● SHORT PROBLEM:
Which lines contain the string "менее"? Please list every one of them.

----

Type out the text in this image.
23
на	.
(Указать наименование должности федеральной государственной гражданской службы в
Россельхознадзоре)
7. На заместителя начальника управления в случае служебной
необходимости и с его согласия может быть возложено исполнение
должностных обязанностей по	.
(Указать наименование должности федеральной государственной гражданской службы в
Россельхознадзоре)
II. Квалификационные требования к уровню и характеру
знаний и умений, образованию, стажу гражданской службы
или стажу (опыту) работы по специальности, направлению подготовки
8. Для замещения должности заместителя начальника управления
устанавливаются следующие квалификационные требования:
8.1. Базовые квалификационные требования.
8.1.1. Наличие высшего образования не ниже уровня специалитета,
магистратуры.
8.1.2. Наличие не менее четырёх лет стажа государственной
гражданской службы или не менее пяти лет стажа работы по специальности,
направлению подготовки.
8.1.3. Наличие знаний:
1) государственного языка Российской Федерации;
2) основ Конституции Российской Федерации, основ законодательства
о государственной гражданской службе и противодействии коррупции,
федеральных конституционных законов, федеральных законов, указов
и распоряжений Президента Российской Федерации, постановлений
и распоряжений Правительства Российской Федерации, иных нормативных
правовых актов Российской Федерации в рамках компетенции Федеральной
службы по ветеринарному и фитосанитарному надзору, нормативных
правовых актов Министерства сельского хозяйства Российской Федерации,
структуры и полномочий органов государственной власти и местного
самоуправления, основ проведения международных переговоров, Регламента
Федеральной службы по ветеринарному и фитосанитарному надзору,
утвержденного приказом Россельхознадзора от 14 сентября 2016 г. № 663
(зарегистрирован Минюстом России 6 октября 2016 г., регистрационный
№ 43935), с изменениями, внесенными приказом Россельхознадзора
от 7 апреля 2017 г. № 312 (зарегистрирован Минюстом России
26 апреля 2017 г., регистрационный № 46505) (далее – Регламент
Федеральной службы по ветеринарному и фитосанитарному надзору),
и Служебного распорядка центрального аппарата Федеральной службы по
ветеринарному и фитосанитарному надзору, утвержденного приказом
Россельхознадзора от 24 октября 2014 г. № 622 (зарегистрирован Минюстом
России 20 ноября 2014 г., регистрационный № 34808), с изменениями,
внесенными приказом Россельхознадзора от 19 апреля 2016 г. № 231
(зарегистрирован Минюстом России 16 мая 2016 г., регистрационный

----

● THE RESULT:
8.1.2. Наличие не менее четырёх лет стажа государственной
гражданской службы или не менее пяти лет стажа работы по специальности,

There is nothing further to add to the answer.